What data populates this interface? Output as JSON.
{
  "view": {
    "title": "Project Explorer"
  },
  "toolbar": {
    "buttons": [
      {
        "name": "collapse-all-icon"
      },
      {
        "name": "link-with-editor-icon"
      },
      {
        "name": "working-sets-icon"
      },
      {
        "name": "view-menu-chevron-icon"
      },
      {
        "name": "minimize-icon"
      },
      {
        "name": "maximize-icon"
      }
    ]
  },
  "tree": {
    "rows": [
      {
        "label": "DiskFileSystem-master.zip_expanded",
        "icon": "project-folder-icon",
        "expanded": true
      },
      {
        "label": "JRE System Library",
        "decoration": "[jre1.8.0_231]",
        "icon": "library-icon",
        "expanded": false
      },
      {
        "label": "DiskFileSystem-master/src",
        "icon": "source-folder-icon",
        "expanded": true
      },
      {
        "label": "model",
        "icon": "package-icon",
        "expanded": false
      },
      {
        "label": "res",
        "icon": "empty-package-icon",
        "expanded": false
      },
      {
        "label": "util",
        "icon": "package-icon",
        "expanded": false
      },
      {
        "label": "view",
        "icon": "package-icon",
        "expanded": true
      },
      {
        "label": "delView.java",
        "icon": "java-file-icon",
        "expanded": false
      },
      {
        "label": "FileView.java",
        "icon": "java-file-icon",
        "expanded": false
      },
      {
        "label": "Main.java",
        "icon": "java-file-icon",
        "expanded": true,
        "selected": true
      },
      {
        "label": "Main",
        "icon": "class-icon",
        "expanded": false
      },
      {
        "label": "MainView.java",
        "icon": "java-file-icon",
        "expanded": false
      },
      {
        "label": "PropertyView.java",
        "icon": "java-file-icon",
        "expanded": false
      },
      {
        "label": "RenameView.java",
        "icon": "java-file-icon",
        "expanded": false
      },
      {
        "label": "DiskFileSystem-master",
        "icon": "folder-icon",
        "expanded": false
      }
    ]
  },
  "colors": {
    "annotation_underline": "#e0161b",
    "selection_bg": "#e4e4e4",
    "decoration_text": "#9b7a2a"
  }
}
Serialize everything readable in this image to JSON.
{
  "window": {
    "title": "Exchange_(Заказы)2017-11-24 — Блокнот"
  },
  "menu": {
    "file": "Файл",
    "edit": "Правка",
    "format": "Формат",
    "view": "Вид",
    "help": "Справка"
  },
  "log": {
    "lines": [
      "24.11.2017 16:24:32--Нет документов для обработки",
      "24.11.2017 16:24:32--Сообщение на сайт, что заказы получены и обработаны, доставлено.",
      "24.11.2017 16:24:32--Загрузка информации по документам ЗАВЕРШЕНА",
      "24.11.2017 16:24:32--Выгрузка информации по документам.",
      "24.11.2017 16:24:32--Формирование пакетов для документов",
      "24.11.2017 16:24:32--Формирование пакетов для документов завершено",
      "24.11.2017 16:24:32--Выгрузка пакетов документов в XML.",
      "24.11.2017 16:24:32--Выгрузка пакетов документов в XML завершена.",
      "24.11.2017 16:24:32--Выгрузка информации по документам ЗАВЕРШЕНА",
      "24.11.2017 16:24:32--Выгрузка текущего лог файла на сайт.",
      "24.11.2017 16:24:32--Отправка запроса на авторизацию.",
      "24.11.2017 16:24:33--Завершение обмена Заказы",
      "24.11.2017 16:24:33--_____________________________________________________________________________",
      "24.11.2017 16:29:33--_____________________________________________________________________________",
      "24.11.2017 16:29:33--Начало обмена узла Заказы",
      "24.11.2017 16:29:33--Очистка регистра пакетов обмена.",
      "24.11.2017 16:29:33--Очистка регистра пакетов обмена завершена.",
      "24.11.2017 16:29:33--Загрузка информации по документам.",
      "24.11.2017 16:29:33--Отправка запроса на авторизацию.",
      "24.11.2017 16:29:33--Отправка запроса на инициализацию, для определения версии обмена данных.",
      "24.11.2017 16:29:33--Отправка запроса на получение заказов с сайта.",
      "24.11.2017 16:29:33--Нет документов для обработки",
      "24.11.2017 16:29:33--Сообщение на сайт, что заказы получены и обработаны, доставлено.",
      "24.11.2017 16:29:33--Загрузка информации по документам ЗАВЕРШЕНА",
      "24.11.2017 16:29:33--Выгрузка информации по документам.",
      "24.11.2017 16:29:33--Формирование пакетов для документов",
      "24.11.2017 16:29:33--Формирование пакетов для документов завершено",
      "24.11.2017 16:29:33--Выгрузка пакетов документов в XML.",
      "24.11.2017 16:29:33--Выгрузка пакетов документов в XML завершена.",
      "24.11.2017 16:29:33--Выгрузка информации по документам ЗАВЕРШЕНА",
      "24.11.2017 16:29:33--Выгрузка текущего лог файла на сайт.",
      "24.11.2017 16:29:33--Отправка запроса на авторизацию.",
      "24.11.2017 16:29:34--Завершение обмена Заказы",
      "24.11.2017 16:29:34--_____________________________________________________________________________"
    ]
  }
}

> **Exercise instructions**:
Return, from the data, each line that has the word "обработаны" in it.

> **In response**:
      "24.11.2017 16:24:32--Сообщение на сайт, что заказы получены и обработаны, доставлено.",
      "24.11.2017 16:29:33--Сообщение на сайт, что заказы получены и обработаны, доставлено.",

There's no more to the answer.